_Excerpt to read:_
========

William Whewell went so far as to argue that life on Earth is a privilege (1853, ‘Of the plurality of worlds’), since ‘the Earth’s orbit is the temperate zone of the solar system’. On which Alfred R Wallace commented in an essay called ‘Man’s place in the universe’ (1904), “...there only is it possible to have those moderate variations of heat and cold, dryness and moisture, which are suitable for animal life. [Whewell] ...suggested that the outer planets of the system consisted mainly of water, gases, and vapour, as indicated by their low specific gravity, and were therefore quite unsuitable for terrestrial life.”

Dietrick E Thomsen explains this in a more recent piece: “The inner planets of the solar system (Mercury, Venus, Earth, Mars, asteroids) are rocky, dense terrestrial; the outer ones (Jupiter, Saturn, Uranus, Neptune) are low in density and have a chemical composition like that of the Sun.” He reported the work of NASA’s JB Pollack, who suggested in 1976 that Saturn and Uranus may instead be stillborn stars, whose evolution was arrested, preventing the creation of a three-star solar system. In fact, Saturn, in particular, is like a mini-solar system caught in the process of formation via the nebular rotation mechanism. Perhaps in such a system, although the knowledge of astronomy would not advance as much as it has in the balance of day and night, the sun would never set on any empire.

========

_Dataset excerpts:_
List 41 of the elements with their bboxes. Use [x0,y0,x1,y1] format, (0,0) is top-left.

========

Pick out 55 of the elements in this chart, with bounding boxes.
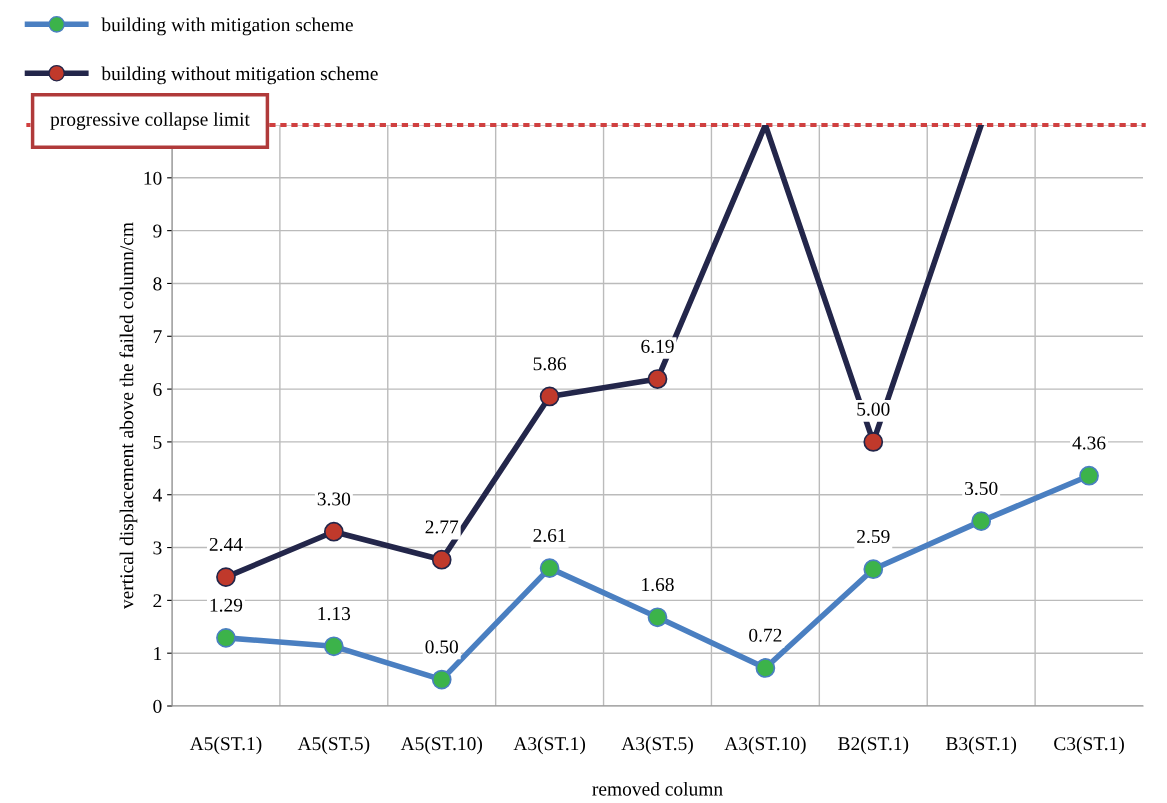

========

_Instructions:_
a. In the excerpt on planetary habitability, what year did NASA's J. B. Pollack suggest that Saturn and Uranus may be stillborn stars?
b. Reproduce the passage from the excerpt on planetary habitability word for word, starting with "Dietrick E Thomsen" and going on through "on any empire.".

_Responses by task:_
a. 1976

b.
Dietrick E Thomsen explains this in a more recent piece: “The inner planets of the solar system (Mercury, Venus, Earth, Mars, asteroids) are rocky, dense terrestrial; the outer ones (Jupiter, Saturn, Uranus, Neptune) are low in density and have a chemical composition like that of the Sun.” He reported the work of NASA’s JB Pollack, who suggested in 1976 that Saturn and Uranus may instead be stillborn stars, whose evolution was arrested, preventing the creation of a three-star solar system. In fact, Saturn, in particular, is like a mini-solar system caught in the process of formation via the nebular rotation mechanism. Perhaps in such a system, although the knowledge of astronomy would not advance as much as it has in the balance of day and night, the sun would never set on any empire.